• [Aim of the exercise]:
Scan the data below and pick out the lines containing the word "text".

• [Material supplied]:

--- Start ---

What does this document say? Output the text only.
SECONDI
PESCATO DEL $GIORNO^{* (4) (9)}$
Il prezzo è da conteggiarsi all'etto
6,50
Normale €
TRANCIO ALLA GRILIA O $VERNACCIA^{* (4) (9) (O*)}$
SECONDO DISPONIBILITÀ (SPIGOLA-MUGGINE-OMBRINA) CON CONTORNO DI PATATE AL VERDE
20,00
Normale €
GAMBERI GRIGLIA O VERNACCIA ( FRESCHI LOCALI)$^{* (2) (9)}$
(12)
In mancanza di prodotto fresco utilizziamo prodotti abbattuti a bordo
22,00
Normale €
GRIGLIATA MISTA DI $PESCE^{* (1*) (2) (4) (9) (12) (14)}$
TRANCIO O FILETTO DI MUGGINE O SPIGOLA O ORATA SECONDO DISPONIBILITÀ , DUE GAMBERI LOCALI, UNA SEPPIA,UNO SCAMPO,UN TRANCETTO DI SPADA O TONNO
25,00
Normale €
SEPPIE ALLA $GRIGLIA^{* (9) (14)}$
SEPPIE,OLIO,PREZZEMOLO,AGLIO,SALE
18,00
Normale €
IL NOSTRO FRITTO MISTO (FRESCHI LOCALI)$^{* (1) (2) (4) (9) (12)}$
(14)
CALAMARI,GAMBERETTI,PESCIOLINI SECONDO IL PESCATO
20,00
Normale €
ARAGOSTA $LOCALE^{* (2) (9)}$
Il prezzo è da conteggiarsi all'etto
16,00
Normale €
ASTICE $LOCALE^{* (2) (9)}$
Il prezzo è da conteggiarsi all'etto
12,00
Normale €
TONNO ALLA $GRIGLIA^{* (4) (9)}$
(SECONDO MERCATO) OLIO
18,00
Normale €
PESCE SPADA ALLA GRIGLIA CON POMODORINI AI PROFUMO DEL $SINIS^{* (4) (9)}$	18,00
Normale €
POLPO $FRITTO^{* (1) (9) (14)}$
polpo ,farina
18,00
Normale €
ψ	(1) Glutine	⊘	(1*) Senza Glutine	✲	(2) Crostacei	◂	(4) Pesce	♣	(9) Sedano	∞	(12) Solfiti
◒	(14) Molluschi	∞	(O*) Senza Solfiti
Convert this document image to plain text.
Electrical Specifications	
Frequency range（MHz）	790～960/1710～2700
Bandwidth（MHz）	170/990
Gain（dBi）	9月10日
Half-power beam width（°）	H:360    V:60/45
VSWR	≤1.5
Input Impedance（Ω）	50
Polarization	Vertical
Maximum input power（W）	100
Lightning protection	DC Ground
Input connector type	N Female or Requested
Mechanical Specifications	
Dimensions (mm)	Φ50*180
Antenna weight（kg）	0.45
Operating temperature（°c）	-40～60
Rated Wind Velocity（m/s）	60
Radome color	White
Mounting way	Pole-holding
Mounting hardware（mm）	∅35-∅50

--- End ---

• [Answer to the problem]:
What does this document say? Output the text only.
Convert this document image to plain text.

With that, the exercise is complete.